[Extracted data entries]
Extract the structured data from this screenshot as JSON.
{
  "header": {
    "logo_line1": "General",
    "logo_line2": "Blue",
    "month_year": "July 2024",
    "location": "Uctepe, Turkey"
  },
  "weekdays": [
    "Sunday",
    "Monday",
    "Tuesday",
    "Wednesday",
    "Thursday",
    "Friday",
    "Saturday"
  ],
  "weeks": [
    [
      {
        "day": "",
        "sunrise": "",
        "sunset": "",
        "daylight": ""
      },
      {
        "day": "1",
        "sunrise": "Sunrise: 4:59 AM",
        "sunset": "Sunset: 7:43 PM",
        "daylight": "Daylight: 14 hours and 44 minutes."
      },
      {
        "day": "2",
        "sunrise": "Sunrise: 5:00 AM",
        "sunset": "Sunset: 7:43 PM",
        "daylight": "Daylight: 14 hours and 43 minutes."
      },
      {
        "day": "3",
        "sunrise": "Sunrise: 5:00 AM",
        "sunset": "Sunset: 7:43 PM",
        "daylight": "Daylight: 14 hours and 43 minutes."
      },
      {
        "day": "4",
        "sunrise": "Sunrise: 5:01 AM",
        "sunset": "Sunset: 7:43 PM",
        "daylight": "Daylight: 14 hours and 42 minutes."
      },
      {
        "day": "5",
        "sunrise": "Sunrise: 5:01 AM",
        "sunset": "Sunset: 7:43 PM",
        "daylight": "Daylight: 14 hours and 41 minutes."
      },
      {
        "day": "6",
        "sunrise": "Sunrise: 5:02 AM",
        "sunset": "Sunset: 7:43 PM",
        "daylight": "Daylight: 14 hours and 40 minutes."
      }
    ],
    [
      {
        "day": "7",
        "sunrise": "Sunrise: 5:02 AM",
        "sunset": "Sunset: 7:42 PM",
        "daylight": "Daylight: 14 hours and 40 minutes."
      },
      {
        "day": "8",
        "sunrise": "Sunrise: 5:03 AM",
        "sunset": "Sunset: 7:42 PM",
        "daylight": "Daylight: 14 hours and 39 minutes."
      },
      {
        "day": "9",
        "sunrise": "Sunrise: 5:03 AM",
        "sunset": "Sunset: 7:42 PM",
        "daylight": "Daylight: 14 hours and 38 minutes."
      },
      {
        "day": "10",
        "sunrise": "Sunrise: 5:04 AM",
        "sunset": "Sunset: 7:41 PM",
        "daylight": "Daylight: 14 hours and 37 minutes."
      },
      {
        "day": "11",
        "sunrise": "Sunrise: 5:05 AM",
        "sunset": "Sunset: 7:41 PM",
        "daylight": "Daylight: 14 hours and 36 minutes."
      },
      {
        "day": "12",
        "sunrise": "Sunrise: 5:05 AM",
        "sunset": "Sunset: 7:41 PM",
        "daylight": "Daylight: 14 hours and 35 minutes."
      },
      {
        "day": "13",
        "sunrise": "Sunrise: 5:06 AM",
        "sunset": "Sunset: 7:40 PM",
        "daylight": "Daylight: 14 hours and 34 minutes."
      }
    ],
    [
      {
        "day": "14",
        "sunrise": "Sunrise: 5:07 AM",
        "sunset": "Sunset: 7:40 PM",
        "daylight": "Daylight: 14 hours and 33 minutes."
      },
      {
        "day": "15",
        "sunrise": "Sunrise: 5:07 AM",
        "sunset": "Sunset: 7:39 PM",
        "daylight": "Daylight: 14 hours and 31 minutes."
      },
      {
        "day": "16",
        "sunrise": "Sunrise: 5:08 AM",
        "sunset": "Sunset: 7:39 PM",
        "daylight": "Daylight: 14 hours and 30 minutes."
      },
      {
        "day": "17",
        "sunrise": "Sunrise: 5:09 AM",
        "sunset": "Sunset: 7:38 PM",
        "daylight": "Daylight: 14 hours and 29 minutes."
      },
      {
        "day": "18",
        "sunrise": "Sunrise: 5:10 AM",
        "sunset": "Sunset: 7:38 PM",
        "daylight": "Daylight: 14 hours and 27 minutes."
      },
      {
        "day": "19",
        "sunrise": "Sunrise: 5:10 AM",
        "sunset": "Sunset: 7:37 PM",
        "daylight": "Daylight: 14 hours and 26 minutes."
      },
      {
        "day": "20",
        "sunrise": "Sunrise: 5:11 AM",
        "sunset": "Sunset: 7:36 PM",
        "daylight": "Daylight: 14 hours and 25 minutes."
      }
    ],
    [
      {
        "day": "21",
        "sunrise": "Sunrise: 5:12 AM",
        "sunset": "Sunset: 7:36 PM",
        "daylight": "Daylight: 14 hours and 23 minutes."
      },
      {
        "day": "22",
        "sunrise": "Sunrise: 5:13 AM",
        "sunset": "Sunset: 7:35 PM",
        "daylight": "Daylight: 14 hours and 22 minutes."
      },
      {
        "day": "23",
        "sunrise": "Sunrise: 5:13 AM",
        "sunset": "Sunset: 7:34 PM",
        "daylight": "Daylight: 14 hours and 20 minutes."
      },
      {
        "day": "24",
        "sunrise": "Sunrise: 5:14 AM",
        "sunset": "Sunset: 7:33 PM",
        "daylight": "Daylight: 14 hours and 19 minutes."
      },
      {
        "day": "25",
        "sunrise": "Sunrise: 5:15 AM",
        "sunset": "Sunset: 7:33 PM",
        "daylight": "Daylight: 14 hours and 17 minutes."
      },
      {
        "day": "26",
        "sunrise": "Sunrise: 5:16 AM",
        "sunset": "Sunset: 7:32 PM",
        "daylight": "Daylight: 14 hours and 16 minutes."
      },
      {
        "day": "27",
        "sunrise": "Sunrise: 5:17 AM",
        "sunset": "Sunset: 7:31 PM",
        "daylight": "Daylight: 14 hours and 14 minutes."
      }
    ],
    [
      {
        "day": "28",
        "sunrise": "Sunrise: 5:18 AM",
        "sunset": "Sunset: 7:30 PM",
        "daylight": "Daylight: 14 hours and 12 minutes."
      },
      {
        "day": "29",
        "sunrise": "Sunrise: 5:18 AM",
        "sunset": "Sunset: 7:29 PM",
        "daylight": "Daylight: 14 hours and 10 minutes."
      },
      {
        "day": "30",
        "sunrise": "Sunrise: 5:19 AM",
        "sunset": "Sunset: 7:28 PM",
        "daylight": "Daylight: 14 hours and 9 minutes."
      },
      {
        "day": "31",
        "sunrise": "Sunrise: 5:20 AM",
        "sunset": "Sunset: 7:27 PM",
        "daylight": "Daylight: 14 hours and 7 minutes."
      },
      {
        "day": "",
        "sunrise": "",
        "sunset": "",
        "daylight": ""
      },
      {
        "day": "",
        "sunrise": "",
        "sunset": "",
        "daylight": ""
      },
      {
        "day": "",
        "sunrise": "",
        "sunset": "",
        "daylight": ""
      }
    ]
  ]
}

◆ **Task details**
Every record above should be output exactly.

◆ **Response below**
Extract the structured data from this screenshot as JSON.
{
  "header": {
    "logo_line1": "General",
    "logo_line2": "Blue",
    "month_year": "July 2024",
    "location": "Uctepe, Turkey"
  },
  "weekdays": [
    "Sunday",
    "Monday",
    "Tuesday",
    "Wednesday",
    "Thursday",
    "Friday",
    "Saturday"
  ],
  "weeks": [
    [
      {
        "day": "",
        "sunrise": "",
        "sunset": "",
        "daylight": ""
      },
      {
        "day": "1",
        "sunrise": "Sunrise: 4:59 AM",
        "sunset": "Sunset: 7:43 PM",
        "daylight": "Daylight: 14 hours and 44 minutes."
      },
      {
        "day": "2",
        "sunrise": "Sunrise: 5:00 AM",
        "sunset": "Sunset: 7:43 PM",
        "daylight": "Daylight: 14 hours and 43 minutes."
      },
      {
        "day": "3",
        "sunrise": "Sunrise: 5:00 AM",
        "sunset": "Sunset: 7:43 PM",
        "daylight": "Daylight: 14 hours and 43 minutes."
      },
      {
        "day": "4",
        "sunrise": "Sunrise: 5:01 AM",
        "sunset": "Sunset: 7:43 PM",
        "daylight": "Daylight: 14 hours and 42 minutes."
      },
      {
        "day": "5",
        "sunrise": "Sunrise: 5:01 AM",
        "sunset": "Sunset: 7:43 PM",
        "daylight": "Daylight: 14 hours and 41 minutes."
      },
      {
        "day": "6",
        "sunrise": "Sunrise: 5:02 AM",
        "sunset": "Sunset: 7:43 PM",
        "daylight": "Daylight: 14 hours and 40 minutes."
      }
    ],
    [
      {
        "day": "7",
        "sunrise": "Sunrise: 5:02 AM",
        "sunset": "Sunset: 7:42 PM",
        "daylight": "Daylight: 14 hours and 40 minutes."
      },
      {
        "day": "8",
        "sunrise": "Sunrise: 5:03 AM",
        "sunset": "Sunset: 7:42 PM",
        "daylight": "Daylight: 14 hours and 39 minutes."
      },
      {
        "day": "9",
        "sunrise": "Sunrise: 5:03 AM",
        "sunset": "Sunset: 7:42 PM",
        "daylight": "Daylight: 14 hours and 38 minutes."
      },
      {
        "day": "10",
        "sunrise": "Sunrise: 5:04 AM",
        "sunset": "Sunset: 7:41 PM",
        "daylight": "Daylight: 14 hours and 37 minutes."
      },
      {
        "day": "11",
        "sunrise": "Sunrise: 5:05 AM",
        "sunset": "Sunset: 7:41 PM",
        "daylight": "Daylight: 14 hours and 36 minutes."
      },
      {
        "day": "12",
        "sunrise": "Sunrise: 5:05 AM",
        "sunset": "Sunset: 7:41 PM",
        "daylight": "Daylight: 14 hours and 35 minutes."
      },
      {
        "day": "13",
        "sunrise": "Sunrise: 5:06 AM",
        "sunset": "Sunset: 7:40 PM",
        "daylight": "Daylight: 14 hours and 34 minutes."
      }
    ],
    [
      {
        "day": "14",
        "sunrise": "Sunrise: 5:07 AM",
        "sunset": "Sunset: 7:40 PM",
        "daylight": "Daylight: 14 hours and 33 minutes."
      },
      {
        "day": "15",
        "sunrise": "Sunrise: 5:07 AM",
        "sunset": "Sunset: 7:39 PM",
        "daylight": "Daylight: 14 hours and 31 minutes."
      },
      {
        "day": "16",
        "sunrise": "Sunrise: 5:08 AM",
        "sunset": "Sunset: 7:39 PM",
        "daylight": "Daylight: 14 hours and 30 minutes."
      },
      {
        "day": "17",
        "sunrise": "Sunrise: 5:09 AM",
        "sunset": "Sunset: 7:38 PM",
        "daylight": "Daylight: 14 hours and 29 minutes."
      },
      {
        "day": "18",
        "sunrise": "Sunrise: 5:10 AM",
        "sunset": "Sunset: 7:38 PM",
        "daylight": "Daylight: 14 hours and 27 minutes."
      },
      {
        "day": "19",
        "sunrise": "Sunrise: 5:10 AM",
        "sunset": "Sunset: 7:37 PM",
        "daylight": "Daylight: 14 hours and 26 minutes."
      },
      {
        "day": "20",
        "sunrise": "Sunrise: 5:11 AM",
        "sunset": "Sunset: 7:36 PM",
        "daylight": "Daylight: 14 hours and 25 minutes."
      }
    ],
    [
      {
        "day": "21",
        "sunrise": "Sunrise: 5:12 AM",
        "sunset": "Sunset: 7:36 PM",
        "daylight": "Daylight: 14 hours and 23 minutes."
      },
      {
        "day": "22",
        "sunrise": "Sunrise: 5:13 AM",
        "sunset": "Sunset: 7:35 PM",
        "daylight": "Daylight: 14 hours and 22 minutes."
      },
      {
        "day": "23",
        "sunrise": "Sunrise: 5:13 AM",
        "sunset": "Sunset: 7:34 PM",
        "daylight": "Daylight: 14 hours and 20 minutes."
      },
      {
        "day": "24",
        "sunrise": "Sunrise: 5:14 AM",
        "sunset": "Sunset: 7:33 PM",
        "daylight": "Daylight: 14 hours and 19 minutes."
      },
      {
        "day": "25",
        "sunrise": "Sunrise: 5:15 AM",
        "sunset": "Sunset: 7:33 PM",
        "daylight": "Daylight: 14 hours and 17 minutes."
      },
      {
        "day": "26",
        "sunrise": "Sunrise: 5:16 AM",
        "sunset": "Sunset: 7:32 PM",
        "daylight": "Daylight: 14 hours and 16 minutes."
      },
      {
        "day": "27",
        "sunrise": "Sunrise: 5:17 AM",
        "sunset": "Sunset: 7:31 PM",
        "daylight": "Daylight: 14 hours and 14 minutes."
      }
    ],
    [
      {
        "day": "28",
        "sunrise": "Sunrise: 5:18 AM",
        "sunset": "Sunset: 7:30 PM",
        "daylight": "Daylight: 14 hours and 12 minutes."
      },
      {
        "day": "29",
        "sunrise": "Sunrise: 5:18 AM",
        "sunset": "Sunset: 7:29 PM",
        "daylight": "Daylight: 14 hours and 10 minutes."
      },
      {
        "day": "30",
        "sunrise": "Sunrise: 5:19 AM",
        "sunset": "Sunset: 7:28 PM",
        "daylight": "Daylight: 14 hours and 9 minutes."
      },
      {
        "day": "31",
        "sunrise": "Sunrise: 5:20 AM",
        "sunset": "Sunset: 7:27 PM",
        "daylight": "Daylight: 14 hours and 7 minutes."
      },
      {
        "day": "",
        "sunrise": "",
        "sunset": "",
        "daylight": ""
      },
      {
        "day": "",
        "sunrise": "",
        "sunset": "",
        "daylight": ""
      },
      {
        "day": "",
        "sunrise": "",
        "sunset": "",
        "daylight": ""
      }
    ]
  ]
}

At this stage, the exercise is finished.